Saved data entries:
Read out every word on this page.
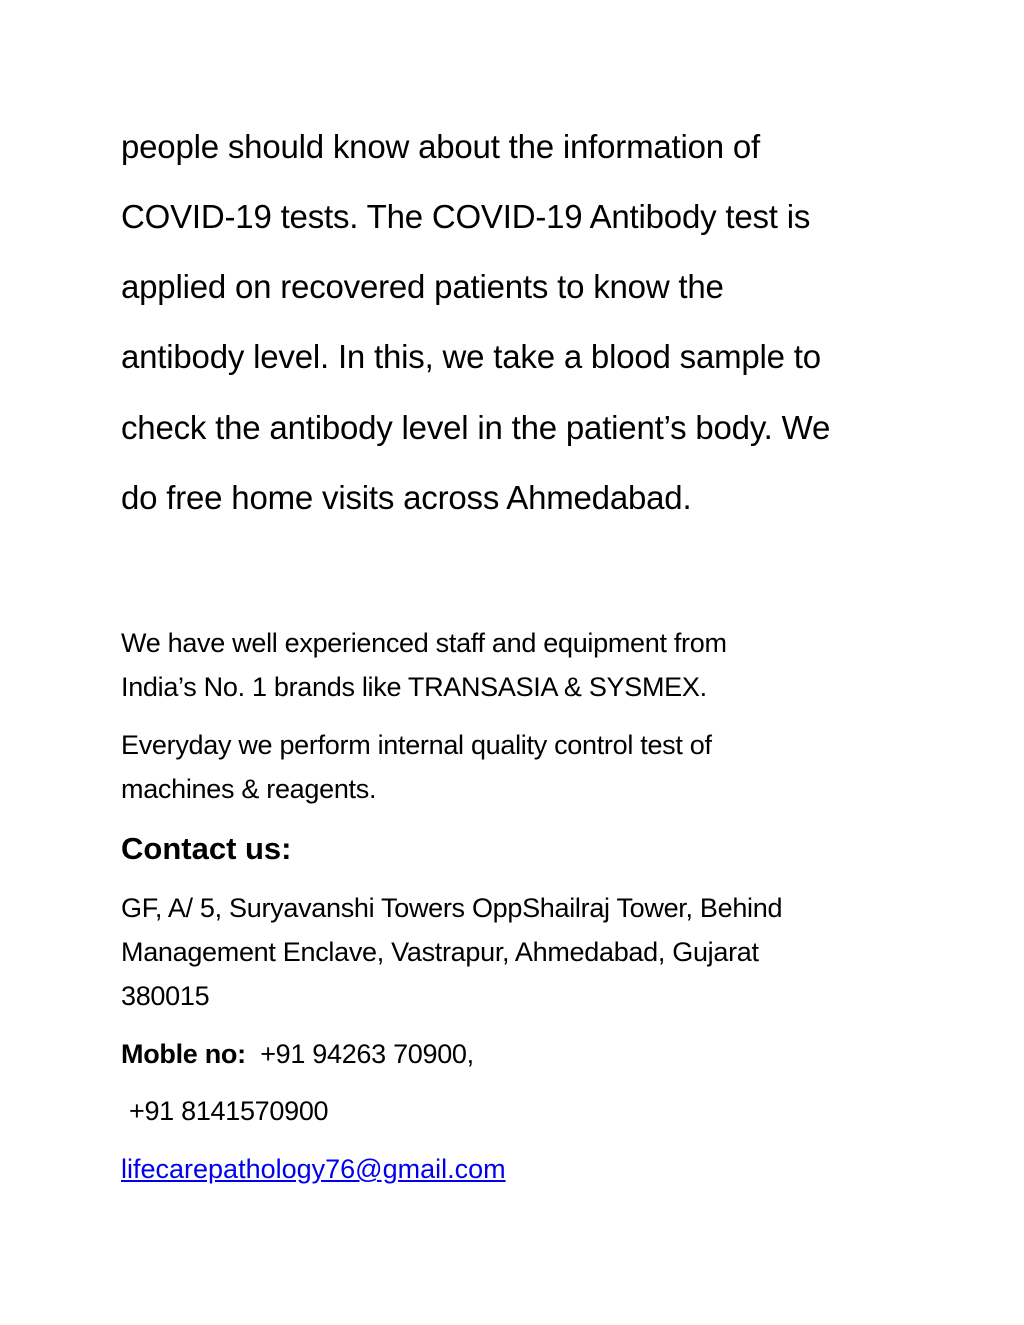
people should know about the information of
COVID-19 tests. The COVID-19 Antibody test is
applied on recovered patients to know the
antibody level. In this, we take a blood sample to
check the antibody level in the patient’s body. We
do free home visits across Ahmedabad.
We have well experienced staff and equipment from
India’s No. 1 brands like TRANSASIA & SYSMEX.
Everyday we perform internal quality control test of
machines & reagents.
Contact us:
GF, A/ 5, Suryavanshi Towers OppShailraj Tower, Behind
Management Enclave, Vastrapur, Ahmedabad, Gujarat
380015
Moble no: +91 94263 70900,
+91 8141570900
lifecarepathology76@gmail.com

**The problem:** Transcribe each entry precisely as given, leaving the pictures out.

**Solution for this task:**
Read out every word on this page.
people should know about the information of
COVID-19 tests. The COVID-19 Antibody test is
applied on recovered patients to know the
antibody level. In this, we take a blood sample to
check the antibody level in the patient’s body. We
do free home visits across Ahmedabad.
We have well experienced staff and equipment from
India’s No. 1 brands like TRANSASIA & SYSMEX.
Everyday we perform internal quality control test of
machines & reagents.
Contact us:
GF, A/ 5, Suryavanshi Towers OppShailraj Tower, Behind
Management Enclave, Vastrapur, Ahmedabad, Gujarat
380015
Moble no: +91 94263 70900,
+91 8141570900
lifecarepathology76@gmail.com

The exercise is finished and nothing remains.